__Task prompt__. In the records below, find each line with the word "Strongly" and copy it.

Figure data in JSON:
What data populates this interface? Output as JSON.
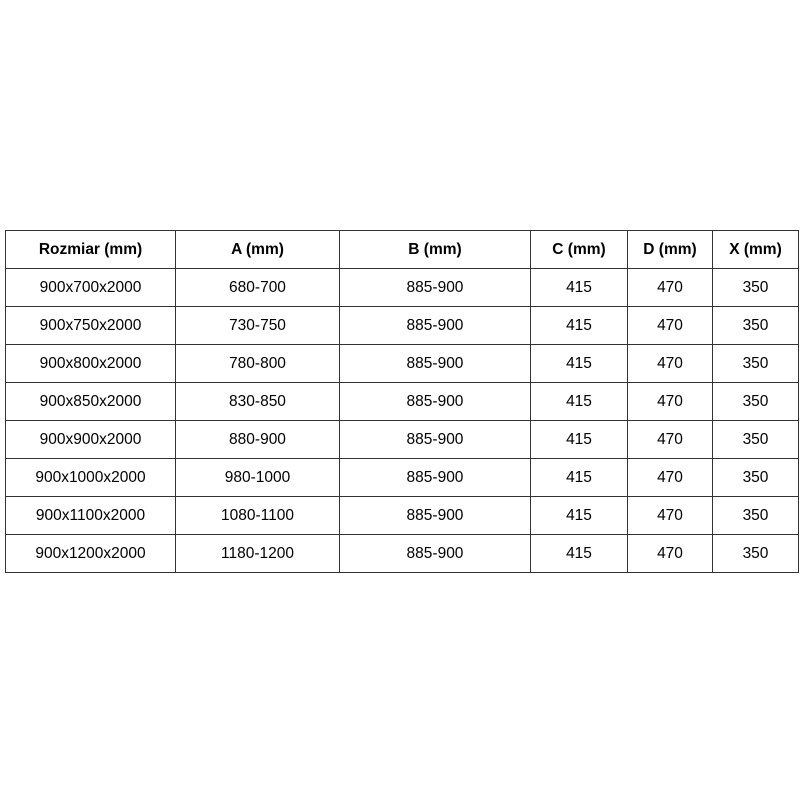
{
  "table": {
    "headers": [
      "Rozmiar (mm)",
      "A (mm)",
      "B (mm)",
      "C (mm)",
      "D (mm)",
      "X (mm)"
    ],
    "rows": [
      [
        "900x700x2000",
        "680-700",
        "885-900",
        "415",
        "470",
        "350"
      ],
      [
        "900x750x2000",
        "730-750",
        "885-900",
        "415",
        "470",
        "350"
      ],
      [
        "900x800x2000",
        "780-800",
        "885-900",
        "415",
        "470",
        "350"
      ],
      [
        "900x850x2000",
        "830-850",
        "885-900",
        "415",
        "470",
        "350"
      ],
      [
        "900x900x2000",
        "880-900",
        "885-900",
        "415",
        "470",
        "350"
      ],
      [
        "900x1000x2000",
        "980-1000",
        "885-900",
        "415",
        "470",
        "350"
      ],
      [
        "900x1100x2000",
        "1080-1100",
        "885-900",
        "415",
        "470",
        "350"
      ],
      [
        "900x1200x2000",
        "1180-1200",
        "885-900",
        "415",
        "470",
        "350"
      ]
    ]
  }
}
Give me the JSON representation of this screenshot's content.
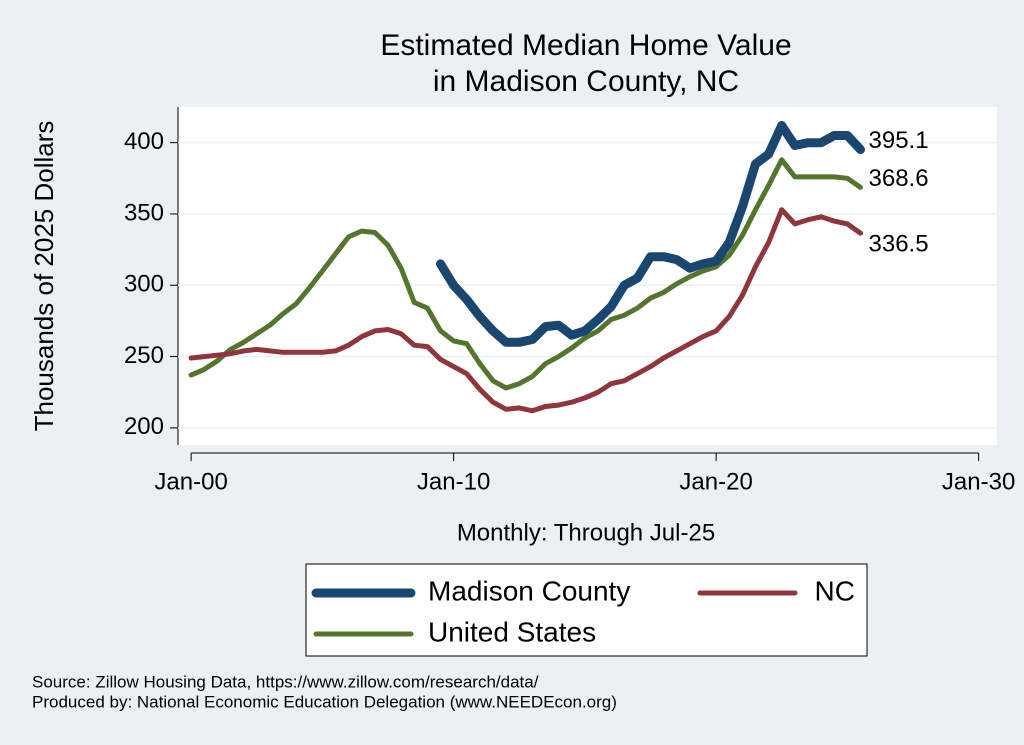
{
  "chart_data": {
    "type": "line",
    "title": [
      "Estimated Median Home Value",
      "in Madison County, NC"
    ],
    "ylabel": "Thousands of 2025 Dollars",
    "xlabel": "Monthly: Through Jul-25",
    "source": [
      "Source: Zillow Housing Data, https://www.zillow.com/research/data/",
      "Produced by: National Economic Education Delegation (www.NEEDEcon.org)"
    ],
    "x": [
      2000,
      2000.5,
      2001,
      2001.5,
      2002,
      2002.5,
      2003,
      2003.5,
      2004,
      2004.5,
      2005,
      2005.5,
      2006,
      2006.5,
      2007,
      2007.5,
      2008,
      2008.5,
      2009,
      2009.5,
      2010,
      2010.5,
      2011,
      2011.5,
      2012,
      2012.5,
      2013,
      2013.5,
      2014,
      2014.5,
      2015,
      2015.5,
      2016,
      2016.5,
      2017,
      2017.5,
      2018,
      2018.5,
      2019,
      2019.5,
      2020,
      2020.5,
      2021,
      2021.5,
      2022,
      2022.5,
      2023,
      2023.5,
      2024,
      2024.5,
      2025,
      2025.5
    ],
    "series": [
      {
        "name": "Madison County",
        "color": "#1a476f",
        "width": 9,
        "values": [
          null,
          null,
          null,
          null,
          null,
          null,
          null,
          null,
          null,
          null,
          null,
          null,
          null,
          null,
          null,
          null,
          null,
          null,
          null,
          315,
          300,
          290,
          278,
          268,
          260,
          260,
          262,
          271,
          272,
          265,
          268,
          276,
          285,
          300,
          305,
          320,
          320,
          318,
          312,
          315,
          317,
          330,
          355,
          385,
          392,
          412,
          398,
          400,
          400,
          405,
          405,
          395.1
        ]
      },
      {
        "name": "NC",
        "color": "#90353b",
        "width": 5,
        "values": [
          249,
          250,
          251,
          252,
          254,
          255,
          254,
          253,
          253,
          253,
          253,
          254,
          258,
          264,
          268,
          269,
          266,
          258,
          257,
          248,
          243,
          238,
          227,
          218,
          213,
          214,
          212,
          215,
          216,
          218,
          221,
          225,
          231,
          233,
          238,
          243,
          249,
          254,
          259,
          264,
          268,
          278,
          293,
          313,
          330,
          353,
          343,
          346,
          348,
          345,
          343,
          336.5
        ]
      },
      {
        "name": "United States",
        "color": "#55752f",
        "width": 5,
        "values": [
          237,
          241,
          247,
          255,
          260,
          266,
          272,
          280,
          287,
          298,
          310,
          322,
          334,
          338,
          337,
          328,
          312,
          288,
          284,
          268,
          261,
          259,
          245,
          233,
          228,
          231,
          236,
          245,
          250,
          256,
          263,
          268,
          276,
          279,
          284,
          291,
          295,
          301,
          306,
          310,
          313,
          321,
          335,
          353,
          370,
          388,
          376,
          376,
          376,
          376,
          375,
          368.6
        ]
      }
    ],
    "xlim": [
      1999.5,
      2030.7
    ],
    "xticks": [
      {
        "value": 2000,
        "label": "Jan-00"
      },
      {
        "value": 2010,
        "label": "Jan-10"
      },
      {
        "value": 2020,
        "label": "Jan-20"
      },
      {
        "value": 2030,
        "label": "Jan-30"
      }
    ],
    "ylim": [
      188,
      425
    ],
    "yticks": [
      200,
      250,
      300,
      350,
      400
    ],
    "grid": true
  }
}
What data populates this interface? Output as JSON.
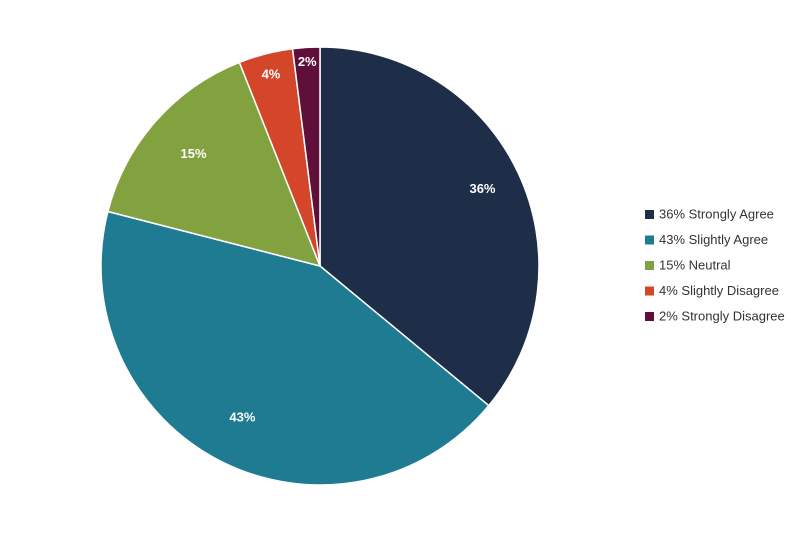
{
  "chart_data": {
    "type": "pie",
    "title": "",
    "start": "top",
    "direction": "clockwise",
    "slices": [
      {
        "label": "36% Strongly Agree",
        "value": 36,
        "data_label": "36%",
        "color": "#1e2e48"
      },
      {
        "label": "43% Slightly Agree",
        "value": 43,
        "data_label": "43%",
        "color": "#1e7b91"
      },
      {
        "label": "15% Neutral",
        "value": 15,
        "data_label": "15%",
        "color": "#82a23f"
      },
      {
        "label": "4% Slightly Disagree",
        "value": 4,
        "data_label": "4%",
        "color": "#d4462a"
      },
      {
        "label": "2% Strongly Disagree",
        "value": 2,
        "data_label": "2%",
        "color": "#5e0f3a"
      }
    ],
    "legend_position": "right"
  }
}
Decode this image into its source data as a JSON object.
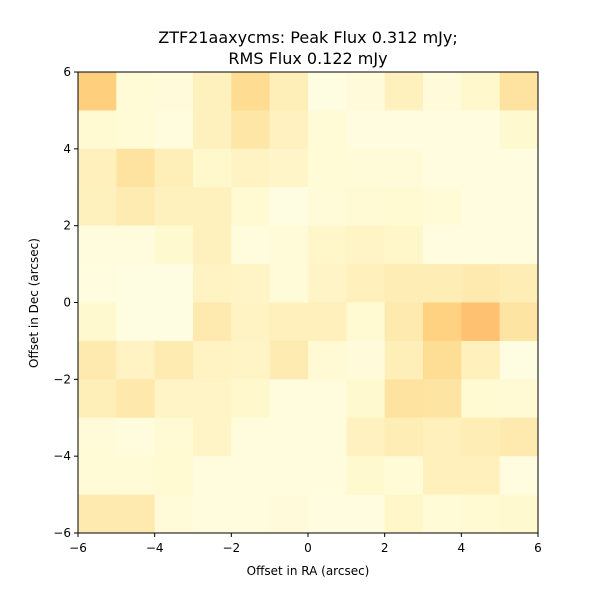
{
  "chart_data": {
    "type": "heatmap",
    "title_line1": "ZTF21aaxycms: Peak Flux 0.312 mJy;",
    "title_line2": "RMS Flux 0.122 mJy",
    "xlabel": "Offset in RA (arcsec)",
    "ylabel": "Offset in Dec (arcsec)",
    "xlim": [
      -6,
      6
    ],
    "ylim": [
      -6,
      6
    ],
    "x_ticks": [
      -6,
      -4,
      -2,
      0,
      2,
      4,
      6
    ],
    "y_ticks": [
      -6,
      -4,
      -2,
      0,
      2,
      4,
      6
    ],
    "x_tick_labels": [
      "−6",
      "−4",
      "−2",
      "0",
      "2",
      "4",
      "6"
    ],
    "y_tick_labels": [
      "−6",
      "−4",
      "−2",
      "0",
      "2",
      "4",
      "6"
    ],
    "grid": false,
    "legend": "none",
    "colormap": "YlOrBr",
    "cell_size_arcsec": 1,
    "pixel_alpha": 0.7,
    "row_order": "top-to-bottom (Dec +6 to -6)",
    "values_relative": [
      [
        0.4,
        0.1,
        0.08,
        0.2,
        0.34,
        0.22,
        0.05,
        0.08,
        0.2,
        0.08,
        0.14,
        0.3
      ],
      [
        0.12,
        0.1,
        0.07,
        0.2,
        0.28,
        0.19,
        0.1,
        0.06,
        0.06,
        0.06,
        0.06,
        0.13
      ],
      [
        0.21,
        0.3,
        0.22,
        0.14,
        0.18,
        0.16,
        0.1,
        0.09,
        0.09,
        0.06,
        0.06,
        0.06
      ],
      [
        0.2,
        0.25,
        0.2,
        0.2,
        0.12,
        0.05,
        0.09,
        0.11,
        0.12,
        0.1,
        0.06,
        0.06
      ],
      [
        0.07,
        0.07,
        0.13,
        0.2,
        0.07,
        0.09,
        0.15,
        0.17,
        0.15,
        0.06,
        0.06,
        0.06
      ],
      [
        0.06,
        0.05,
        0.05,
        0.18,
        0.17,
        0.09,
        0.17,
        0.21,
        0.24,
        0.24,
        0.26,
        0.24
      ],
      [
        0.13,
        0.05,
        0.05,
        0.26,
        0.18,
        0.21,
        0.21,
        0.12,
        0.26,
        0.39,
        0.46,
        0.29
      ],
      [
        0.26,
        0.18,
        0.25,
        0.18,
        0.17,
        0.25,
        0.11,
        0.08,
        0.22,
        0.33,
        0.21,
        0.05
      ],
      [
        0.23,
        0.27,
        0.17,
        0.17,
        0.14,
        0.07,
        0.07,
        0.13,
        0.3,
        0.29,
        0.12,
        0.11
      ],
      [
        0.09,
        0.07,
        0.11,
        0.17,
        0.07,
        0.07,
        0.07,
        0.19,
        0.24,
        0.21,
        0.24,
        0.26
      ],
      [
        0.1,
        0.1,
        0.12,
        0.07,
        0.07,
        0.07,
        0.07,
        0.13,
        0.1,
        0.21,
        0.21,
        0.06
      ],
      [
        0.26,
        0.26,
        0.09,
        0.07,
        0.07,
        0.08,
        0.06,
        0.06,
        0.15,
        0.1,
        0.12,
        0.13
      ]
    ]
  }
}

__Solution for this problem__.
        "label": "36% Strongly Agree",
        "label": "2% Strongly Disagree",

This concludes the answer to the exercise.